Please copy the rows below word for word, from the first row through the line that contains "svg-text:6000: 6000 <box>865", including both of those rows.

╭─ DATA LINES

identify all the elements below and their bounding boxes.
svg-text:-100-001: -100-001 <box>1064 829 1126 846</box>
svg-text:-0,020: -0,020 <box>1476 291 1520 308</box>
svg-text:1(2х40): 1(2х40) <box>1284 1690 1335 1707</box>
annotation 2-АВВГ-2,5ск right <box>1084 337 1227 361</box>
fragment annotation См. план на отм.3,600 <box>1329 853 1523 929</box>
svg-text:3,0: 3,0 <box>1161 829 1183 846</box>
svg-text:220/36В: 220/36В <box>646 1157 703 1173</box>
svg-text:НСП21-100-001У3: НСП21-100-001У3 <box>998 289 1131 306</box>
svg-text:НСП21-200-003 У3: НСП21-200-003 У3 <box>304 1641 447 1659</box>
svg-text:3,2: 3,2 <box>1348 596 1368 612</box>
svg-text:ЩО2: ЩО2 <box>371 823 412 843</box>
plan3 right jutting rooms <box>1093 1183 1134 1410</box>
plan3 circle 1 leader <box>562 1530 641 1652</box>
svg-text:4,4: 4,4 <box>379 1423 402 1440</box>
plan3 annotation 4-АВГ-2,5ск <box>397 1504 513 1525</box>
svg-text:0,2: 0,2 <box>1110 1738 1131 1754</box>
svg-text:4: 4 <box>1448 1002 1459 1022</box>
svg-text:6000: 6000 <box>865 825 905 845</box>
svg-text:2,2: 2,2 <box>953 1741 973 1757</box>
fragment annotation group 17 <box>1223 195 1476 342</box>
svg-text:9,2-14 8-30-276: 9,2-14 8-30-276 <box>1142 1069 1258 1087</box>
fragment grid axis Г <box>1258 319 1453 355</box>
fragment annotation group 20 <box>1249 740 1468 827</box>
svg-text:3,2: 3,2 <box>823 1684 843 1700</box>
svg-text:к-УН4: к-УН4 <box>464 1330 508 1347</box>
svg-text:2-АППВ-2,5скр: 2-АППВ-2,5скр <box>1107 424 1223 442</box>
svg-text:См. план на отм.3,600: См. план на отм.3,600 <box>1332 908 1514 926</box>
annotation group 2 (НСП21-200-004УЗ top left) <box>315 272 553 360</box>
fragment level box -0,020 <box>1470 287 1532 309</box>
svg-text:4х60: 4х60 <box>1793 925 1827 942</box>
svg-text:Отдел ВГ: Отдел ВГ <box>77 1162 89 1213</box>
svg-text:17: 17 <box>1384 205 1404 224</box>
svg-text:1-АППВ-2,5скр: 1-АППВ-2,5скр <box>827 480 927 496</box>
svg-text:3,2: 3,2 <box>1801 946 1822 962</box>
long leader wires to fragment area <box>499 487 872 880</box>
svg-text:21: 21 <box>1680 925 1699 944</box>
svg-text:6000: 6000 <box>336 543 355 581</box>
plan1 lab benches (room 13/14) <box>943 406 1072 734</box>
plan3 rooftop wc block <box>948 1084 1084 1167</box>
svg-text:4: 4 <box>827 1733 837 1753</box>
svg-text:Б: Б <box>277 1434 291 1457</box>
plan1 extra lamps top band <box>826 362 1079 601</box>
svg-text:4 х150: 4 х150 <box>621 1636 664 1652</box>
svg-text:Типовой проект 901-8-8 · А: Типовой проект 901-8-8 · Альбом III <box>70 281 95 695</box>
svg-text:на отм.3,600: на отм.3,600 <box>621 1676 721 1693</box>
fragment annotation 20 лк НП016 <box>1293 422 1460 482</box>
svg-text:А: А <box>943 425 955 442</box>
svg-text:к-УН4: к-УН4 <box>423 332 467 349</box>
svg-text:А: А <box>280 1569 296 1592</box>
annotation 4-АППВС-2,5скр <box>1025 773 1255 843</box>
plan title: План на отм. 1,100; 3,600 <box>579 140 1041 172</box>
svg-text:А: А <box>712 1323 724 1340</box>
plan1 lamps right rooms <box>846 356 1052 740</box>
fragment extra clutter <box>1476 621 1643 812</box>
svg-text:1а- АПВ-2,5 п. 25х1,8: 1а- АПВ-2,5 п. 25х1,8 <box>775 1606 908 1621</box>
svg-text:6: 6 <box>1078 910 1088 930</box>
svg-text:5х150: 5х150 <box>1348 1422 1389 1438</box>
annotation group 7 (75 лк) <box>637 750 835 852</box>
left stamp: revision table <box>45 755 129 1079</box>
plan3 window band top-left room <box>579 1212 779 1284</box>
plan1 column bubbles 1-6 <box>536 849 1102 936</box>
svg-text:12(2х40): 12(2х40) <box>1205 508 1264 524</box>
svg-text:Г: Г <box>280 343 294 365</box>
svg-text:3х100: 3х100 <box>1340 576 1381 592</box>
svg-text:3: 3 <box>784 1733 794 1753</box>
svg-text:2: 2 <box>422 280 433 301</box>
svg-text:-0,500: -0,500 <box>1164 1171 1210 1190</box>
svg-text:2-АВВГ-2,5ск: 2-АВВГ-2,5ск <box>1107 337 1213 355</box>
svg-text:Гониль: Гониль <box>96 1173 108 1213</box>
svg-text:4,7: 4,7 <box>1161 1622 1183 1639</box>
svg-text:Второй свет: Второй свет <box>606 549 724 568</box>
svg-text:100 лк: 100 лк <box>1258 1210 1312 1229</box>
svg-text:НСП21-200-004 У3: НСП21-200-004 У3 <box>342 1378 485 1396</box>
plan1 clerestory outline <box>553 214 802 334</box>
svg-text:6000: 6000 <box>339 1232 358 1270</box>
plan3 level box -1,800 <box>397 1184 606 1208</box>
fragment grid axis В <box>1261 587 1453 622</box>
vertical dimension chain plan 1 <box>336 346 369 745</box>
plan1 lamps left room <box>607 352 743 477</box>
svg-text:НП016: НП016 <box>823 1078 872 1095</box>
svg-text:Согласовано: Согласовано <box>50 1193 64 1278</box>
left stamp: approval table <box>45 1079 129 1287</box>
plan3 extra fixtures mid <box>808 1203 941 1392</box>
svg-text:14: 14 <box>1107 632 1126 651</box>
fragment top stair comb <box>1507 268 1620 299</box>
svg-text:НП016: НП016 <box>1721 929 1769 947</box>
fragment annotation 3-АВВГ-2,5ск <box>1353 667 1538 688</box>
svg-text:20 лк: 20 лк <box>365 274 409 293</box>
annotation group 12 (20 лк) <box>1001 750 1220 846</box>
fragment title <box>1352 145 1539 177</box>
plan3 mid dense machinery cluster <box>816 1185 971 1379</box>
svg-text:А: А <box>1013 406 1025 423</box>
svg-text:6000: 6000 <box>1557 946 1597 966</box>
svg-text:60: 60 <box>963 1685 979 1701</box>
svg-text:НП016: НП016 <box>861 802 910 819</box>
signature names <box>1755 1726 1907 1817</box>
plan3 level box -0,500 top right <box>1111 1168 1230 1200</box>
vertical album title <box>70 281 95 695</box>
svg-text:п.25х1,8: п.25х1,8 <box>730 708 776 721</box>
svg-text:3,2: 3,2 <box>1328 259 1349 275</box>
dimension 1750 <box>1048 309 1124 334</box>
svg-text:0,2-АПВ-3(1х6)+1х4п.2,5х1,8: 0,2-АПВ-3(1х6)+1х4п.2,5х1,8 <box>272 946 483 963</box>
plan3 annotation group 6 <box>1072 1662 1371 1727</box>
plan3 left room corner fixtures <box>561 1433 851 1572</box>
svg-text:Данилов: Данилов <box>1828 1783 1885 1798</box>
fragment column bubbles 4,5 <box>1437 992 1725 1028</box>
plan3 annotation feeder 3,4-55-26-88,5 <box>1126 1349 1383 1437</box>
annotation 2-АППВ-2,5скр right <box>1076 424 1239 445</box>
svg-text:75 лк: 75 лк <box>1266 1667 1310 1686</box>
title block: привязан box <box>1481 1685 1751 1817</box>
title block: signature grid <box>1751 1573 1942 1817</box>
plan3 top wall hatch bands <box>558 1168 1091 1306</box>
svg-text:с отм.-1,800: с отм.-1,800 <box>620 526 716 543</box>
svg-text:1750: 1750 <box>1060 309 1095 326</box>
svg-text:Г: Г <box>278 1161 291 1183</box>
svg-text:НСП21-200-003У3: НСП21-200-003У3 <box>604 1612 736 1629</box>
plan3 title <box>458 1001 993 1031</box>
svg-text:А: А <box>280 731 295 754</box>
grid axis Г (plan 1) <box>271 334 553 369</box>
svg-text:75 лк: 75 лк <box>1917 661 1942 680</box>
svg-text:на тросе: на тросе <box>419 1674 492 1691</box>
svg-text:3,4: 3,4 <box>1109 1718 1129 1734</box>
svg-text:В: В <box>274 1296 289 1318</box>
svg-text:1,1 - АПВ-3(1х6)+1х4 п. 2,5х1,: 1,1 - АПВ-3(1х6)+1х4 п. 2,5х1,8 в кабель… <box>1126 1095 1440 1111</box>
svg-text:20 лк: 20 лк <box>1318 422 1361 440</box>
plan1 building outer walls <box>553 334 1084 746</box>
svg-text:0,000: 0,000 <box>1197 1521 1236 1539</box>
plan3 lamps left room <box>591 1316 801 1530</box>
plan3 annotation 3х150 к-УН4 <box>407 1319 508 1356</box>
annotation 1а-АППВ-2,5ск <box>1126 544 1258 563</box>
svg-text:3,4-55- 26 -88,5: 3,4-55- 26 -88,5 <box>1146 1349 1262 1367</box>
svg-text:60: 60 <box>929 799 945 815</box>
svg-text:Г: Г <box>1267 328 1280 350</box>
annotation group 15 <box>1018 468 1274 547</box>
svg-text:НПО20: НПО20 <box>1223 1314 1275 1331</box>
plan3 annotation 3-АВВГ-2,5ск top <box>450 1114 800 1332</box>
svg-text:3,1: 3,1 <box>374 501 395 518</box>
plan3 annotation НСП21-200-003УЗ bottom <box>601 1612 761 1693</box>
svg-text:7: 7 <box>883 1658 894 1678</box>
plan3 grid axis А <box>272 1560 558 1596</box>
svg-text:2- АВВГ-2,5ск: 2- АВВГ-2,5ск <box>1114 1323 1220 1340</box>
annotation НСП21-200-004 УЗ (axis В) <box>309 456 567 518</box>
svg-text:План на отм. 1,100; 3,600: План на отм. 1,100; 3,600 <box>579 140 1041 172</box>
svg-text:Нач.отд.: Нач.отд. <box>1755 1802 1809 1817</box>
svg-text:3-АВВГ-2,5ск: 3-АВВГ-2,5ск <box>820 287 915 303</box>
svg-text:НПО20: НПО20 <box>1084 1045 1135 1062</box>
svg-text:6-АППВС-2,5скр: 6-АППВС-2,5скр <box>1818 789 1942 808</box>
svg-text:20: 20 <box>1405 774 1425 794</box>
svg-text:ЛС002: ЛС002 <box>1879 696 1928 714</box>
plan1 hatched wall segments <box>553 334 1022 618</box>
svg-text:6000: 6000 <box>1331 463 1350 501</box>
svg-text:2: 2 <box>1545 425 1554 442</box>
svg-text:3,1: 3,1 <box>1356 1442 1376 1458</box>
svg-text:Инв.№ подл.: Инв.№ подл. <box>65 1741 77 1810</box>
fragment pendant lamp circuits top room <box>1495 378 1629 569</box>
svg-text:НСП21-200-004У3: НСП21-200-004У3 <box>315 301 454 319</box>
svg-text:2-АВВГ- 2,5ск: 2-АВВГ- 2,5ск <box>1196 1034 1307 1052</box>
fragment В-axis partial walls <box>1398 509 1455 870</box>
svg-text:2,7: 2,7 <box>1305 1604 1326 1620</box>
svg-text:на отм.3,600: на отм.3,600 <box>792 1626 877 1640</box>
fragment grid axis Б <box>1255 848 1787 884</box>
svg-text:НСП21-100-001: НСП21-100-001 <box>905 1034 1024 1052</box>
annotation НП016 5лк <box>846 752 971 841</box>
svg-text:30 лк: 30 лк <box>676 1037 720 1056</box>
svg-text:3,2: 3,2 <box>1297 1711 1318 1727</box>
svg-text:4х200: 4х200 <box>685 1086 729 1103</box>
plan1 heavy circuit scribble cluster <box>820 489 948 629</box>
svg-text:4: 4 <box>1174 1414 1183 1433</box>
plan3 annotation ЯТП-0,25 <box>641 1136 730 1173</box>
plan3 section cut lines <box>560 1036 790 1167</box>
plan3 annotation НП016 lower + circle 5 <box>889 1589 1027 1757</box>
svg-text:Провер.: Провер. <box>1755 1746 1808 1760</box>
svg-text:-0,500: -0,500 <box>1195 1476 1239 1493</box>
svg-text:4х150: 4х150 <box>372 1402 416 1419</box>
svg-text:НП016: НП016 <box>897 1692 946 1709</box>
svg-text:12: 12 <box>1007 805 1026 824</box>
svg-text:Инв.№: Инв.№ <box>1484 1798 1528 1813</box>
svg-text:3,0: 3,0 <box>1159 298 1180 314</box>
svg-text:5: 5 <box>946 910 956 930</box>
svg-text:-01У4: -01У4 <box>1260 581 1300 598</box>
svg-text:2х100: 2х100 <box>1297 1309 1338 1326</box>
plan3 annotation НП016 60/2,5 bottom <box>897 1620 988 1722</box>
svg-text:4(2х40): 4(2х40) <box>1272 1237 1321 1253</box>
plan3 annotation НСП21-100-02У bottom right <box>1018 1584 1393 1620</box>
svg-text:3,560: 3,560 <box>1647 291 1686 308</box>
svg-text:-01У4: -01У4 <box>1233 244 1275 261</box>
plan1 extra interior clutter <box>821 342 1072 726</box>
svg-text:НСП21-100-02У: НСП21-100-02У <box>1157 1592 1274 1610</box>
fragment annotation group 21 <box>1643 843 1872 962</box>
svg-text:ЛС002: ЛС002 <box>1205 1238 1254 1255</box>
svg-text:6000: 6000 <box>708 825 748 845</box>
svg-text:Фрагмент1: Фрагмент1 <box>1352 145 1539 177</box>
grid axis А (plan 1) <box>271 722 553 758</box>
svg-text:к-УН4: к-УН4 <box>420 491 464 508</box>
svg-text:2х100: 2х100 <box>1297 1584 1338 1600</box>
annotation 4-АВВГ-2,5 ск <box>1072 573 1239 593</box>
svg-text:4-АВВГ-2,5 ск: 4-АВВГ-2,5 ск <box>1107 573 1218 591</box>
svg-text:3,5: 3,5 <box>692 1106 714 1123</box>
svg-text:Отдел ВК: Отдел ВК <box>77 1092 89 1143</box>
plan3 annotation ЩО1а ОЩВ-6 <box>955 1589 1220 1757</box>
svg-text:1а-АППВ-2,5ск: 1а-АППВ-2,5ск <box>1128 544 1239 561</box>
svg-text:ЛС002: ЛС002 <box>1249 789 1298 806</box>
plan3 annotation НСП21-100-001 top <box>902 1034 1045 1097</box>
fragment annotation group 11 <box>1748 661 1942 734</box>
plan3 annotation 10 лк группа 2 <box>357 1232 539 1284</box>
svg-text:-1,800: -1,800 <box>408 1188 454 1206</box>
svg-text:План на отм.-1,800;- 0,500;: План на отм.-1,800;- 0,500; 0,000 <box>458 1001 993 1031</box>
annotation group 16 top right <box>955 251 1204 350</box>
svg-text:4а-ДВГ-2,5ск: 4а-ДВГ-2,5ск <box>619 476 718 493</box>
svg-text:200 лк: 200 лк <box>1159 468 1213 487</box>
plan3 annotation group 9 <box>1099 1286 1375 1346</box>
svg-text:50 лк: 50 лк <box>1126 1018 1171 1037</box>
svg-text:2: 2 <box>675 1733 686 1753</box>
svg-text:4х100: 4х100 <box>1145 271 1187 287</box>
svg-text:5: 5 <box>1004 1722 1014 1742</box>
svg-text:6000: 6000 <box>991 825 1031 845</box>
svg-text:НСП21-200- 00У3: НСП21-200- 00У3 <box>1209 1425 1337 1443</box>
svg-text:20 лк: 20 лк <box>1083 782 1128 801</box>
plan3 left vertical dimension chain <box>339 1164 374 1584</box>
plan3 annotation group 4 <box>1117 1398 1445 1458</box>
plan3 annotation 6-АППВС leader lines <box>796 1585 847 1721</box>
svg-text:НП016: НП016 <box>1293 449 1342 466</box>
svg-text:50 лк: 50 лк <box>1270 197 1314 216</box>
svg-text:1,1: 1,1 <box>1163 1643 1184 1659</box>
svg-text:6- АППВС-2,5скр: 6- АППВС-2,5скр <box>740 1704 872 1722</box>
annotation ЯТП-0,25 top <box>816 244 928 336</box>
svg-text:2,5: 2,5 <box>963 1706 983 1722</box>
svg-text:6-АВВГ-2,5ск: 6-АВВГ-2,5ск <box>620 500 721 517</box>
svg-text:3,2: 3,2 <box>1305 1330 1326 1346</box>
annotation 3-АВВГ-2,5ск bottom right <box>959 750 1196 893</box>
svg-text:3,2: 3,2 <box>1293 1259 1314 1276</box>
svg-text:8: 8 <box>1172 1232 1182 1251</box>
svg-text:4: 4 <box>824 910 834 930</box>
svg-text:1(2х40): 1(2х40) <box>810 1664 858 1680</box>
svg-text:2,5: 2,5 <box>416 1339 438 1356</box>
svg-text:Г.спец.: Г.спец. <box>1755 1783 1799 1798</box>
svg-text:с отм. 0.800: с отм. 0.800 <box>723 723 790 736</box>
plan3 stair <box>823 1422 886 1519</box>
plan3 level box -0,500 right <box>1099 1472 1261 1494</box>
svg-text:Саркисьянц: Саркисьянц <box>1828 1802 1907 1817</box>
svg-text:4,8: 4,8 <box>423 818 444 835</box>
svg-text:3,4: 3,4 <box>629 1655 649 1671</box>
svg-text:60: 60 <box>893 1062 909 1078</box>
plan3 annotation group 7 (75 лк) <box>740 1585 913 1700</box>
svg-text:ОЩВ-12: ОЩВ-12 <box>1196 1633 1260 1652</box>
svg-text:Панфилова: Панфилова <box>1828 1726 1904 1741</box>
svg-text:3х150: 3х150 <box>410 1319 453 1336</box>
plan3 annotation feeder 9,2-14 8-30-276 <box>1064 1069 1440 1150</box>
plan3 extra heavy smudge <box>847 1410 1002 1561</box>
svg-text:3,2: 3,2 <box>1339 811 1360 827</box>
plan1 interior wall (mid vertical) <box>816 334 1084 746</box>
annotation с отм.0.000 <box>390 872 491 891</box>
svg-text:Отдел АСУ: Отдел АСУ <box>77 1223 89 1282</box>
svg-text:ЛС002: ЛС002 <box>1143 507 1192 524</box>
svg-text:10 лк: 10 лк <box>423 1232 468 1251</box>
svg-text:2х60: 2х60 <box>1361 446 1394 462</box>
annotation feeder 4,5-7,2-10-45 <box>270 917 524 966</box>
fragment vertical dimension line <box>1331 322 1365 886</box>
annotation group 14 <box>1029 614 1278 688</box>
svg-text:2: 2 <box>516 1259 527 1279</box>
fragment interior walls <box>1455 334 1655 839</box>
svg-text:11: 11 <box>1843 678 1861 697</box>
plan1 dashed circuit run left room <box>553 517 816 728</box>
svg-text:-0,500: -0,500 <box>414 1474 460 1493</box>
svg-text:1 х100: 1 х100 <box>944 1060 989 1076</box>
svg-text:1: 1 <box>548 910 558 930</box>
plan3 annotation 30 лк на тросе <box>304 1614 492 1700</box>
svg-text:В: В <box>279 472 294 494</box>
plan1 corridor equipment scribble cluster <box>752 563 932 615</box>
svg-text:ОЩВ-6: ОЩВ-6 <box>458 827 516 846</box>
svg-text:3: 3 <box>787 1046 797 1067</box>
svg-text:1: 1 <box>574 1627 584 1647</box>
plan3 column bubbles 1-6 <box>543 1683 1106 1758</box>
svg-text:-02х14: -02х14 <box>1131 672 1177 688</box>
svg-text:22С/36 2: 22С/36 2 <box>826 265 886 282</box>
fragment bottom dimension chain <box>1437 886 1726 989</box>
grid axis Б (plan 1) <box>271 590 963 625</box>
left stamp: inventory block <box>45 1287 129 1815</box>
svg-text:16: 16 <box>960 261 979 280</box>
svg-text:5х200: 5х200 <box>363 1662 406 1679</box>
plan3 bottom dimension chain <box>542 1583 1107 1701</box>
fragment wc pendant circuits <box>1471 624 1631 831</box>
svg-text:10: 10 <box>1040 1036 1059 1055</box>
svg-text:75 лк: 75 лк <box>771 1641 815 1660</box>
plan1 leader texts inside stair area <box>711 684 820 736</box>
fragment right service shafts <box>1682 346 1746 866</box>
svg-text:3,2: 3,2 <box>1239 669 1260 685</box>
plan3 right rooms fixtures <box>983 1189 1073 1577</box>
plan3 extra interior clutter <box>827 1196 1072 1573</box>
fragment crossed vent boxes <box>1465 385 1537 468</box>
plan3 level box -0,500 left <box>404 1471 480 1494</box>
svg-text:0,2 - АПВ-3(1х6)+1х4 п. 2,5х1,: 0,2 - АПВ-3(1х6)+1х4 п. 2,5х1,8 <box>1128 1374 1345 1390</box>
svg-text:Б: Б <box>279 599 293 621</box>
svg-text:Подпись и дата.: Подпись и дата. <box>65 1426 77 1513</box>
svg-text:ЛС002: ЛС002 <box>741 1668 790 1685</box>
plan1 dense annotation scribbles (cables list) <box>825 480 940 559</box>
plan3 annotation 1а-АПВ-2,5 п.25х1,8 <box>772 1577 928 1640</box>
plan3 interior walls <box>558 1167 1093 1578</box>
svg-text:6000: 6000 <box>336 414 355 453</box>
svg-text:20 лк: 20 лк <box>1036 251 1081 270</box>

╰─

### OUTPUT FOR THIS EXERCISE:
identify all the elements below and their bounding boxes.
svg-text:-100-001: -100-001 <box>1064 829 1126 846</box>
svg-text:-0,020: -0,020 <box>1476 291 1520 308</box>
svg-text:1(2х40): 1(2х40) <box>1284 1690 1335 1707</box>
annotation 2-АВВГ-2,5ск right <box>1084 337 1227 361</box>
fragment annotation См. план на отм.3,600 <box>1329 853 1523 929</box>
svg-text:3,0: 3,0 <box>1161 829 1183 846</box>
svg-text:220/36В: 220/36В <box>646 1157 703 1173</box>
svg-text:НСП21-100-001У3: НСП21-100-001У3 <box>998 289 1131 306</box>
svg-text:НСП21-200-003 У3: НСП21-200-003 У3 <box>304 1641 447 1659</box>
svg-text:3,2: 3,2 <box>1348 596 1368 612</box>
svg-text:ЩО2: ЩО2 <box>371 823 412 843</box>
plan3 right jutting rooms <box>1093 1183 1134 1410</box>
plan3 circle 1 leader <box>562 1530 641 1652</box>
svg-text:4,4: 4,4 <box>379 1423 402 1440</box>
plan3 annotation 4-АВГ-2,5ск <box>397 1504 513 1525</box>
svg-text:0,2: 0,2 <box>1110 1738 1131 1754</box>
svg-text:4: 4 <box>1448 1002 1459 1022</box>
svg-text:6000: 6000 <box>865 825 905 845</box>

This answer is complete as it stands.